_TASK TO CARRY OUT_
Reproduce the data that follows in its entirety, character for character.

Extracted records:
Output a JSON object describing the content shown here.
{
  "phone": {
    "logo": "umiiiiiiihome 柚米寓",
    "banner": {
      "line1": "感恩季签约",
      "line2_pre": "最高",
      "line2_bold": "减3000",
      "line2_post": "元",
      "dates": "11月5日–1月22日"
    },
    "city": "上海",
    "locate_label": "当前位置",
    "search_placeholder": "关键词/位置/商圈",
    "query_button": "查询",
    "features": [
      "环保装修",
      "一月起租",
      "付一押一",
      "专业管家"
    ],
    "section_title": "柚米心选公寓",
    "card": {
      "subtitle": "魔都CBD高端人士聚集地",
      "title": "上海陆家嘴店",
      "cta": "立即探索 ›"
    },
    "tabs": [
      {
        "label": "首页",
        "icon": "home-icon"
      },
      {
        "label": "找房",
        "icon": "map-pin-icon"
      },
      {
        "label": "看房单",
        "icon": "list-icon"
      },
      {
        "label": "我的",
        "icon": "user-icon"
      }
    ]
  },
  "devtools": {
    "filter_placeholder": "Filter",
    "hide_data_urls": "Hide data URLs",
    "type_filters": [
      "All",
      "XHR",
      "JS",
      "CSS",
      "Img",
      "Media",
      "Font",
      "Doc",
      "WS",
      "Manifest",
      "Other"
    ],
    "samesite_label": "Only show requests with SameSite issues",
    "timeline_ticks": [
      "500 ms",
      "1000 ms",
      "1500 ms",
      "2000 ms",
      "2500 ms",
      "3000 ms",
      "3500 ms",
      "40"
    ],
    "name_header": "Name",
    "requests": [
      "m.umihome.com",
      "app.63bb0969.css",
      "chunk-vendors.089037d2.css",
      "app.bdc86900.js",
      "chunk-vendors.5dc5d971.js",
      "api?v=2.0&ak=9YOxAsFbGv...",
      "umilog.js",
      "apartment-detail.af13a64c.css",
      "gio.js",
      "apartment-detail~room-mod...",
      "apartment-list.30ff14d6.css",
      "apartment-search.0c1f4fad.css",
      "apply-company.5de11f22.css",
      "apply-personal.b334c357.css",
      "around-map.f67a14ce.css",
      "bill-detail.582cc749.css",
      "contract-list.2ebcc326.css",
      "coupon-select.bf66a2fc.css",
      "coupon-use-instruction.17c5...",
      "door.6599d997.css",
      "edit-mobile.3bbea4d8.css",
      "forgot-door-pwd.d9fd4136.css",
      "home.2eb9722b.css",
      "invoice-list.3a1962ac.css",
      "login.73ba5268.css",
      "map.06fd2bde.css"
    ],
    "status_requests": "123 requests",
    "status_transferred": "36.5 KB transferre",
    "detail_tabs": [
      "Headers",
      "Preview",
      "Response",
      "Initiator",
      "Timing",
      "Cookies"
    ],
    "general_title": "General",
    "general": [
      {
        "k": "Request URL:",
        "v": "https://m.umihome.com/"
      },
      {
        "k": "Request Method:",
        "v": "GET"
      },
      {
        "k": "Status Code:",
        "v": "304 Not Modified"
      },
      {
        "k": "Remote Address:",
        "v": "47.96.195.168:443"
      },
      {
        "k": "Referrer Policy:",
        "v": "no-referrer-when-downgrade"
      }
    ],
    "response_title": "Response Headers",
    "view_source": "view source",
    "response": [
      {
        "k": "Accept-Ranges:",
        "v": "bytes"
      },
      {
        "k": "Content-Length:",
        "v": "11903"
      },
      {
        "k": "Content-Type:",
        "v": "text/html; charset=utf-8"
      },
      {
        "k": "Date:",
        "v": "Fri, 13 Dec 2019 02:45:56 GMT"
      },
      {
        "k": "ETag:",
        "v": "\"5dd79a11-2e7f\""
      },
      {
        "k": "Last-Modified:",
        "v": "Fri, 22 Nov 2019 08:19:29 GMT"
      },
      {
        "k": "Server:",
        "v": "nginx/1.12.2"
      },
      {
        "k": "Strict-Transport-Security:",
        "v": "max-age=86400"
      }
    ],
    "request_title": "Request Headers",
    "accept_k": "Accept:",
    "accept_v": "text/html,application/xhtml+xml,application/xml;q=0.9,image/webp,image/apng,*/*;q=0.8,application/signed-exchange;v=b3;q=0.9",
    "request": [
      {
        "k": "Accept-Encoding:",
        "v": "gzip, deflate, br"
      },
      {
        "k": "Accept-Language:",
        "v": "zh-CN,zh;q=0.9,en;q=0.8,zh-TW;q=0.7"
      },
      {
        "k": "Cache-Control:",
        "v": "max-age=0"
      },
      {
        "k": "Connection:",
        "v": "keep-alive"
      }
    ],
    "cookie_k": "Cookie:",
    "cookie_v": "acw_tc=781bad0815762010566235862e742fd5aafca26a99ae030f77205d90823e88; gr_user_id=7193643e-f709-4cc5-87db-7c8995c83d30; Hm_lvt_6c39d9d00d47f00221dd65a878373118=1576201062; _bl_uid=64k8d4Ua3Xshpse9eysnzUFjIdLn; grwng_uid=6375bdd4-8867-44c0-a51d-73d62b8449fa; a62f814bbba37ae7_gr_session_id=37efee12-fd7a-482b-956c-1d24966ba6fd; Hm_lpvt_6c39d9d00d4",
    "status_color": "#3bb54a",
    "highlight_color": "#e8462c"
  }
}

_WRITTEN ANSWER_
Output a JSON object describing the content shown here.
{
  "phone": {
    "logo": "umiiiiiiihome 柚米寓",
    "banner": {
      "line1": "感恩季签约",
      "line2_pre": "最高",
      "line2_bold": "减3000",
      "line2_post": "元",
      "dates": "11月5日–1月22日"
    },
    "city": "上海",
    "locate_label": "当前位置",
    "search_placeholder": "关键词/位置/商圈",
    "query_button": "查询",
    "features": [
      "环保装修",
      "一月起租",
      "付一押一",
      "专业管家"
    ],
    "section_title": "柚米心选公寓",
    "card": {
      "subtitle": "魔都CBD高端人士聚集地",
      "title": "上海陆家嘴店",
      "cta": "立即探索 ›"
    },
    "tabs": [
      {
        "label": "首页",
        "icon": "home-icon"
      },
      {
        "label": "找房",
        "icon": "map-pin-icon"
      },
      {
        "label": "看房单",
        "icon": "list-icon"
      },
      {
        "label": "我的",
        "icon": "user-icon"
      }
    ]
  },
  "devtools": {
    "filter_placeholder": "Filter",
    "hide_data_urls": "Hide data URLs",
    "type_filters": [
      "All",
      "XHR",
      "JS",
      "CSS",
      "Img",
      "Media",
      "Font",
      "Doc",
      "WS",
      "Manifest",
      "Other"
    ],
    "samesite_label": "Only show requests with SameSite issues",
    "timeline_ticks": [
      "500 ms",
      "1000 ms",
      "1500 ms",
      "2000 ms",
      "2500 ms",
      "3000 ms",
      "3500 ms",
      "40"
    ],
    "name_header": "Name",
    "requests": [
      "m.umihome.com",
      "app.63bb0969.css",
      "chunk-vendors.089037d2.css",
      "app.bdc86900.js",
      "chunk-vendors.5dc5d971.js",
      "api?v=2.0&ak=9YOxAsFbGv...",
      "umilog.js",
      "apartment-detail.af13a64c.css",
      "gio.js",
      "apartment-detail~room-mod...",
      "apartment-list.30ff14d6.css",
      "apartment-search.0c1f4fad.css",
      "apply-company.5de11f22.css",
      "apply-personal.b334c357.css",
      "around-map.f67a14ce.css",
      "bill-detail.582cc749.css",
      "contract-list.2ebcc326.css",
      "coupon-select.bf66a2fc.css",
      "coupon-use-instruction.17c5...",
      "door.6599d997.css",
      "edit-mobile.3bbea4d8.css",
      "forgot-door-pwd.d9fd4136.css",
      "home.2eb9722b.css",
      "invoice-list.3a1962ac.css",
      "login.73ba5268.css",
      "map.06fd2bde.css"
    ],
    "status_requests": "123 requests",
    "status_transferred": "36.5 KB transferre",
    "detail_tabs": [
      "Headers",
      "Preview",
      "Response",
      "Initiator",
      "Timing",
      "Cookies"
    ],
    "general_title": "General",
    "general": [
      {
        "k": "Request URL:",
        "v": "https://m.umihome.com/"
      },
      {
        "k": "Request Method:",
        "v": "GET"
      },
      {
        "k": "Status Code:",
        "v": "304 Not Modified"
      },
      {
        "k": "Remote Address:",
        "v": "47.96.195.168:443"
      },
      {
        "k": "Referrer Policy:",
        "v": "no-referrer-when-downgrade"
      }
    ],
    "response_title": "Response Headers",
    "view_source": "view source",
    "response": [
      {
        "k": "Accept-Ranges:",
        "v": "bytes"
      },
      {
        "k": "Content-Length:",
        "v": "11903"
      },
      {
        "k": "Content-Type:",
        "v": "text/html; charset=utf-8"
      },
      {
        "k": "Date:",
        "v": "Fri, 13 Dec 2019 02:45:56 GMT"
      },
      {
        "k": "ETag:",
        "v": "\"5dd79a11-2e7f\""
      },
      {
        "k": "Last-Modified:",
        "v": "Fri, 22 Nov 2019 08:19:29 GMT"
      },
      {
        "k": "Server:",
        "v": "nginx/1.12.2"
      },
      {
        "k": "Strict-Transport-Security:",
        "v": "max-age=86400"
      }
    ],
    "request_title": "Request Headers",
    "accept_k": "Accept:",
    "accept_v": "text/html,application/xhtml+xml,application/xml;q=0.9,image/webp,image/apng,*/*;q=0.8,application/signed-exchange;v=b3;q=0.9",
    "request": [
      {
        "k": "Accept-Encoding:",
        "v": "gzip, deflate, br"
      },
      {
        "k": "Accept-Language:",
        "v": "zh-CN,zh;q=0.9,en;q=0.8,zh-TW;q=0.7"
      },
      {
        "k": "Cache-Control:",
        "v": "max-age=0"
      },
      {
        "k": "Connection:",
        "v": "keep-alive"
      }
    ],
    "cookie_k": "Cookie:",
    "cookie_v": "acw_tc=781bad0815762010566235862e742fd5aafca26a99ae030f77205d90823e88; gr_user_id=7193643e-f709-4cc5-87db-7c8995c83d30; Hm_lvt_6c39d9d00d47f00221dd65a878373118=1576201062; _bl_uid=64k8d4Ua3Xshpse9eysnzUFjIdLn; grwng_uid=6375bdd4-8867-44c0-a51d-73d62b8449fa; a62f814bbba37ae7_gr_session_id=37efee12-fd7a-482b-956c-1d24966ba6fd; Hm_lpvt_6c39d9d00d4",
    "status_color": "#3bb54a",
    "highlight_color": "#e8462c"
  }
}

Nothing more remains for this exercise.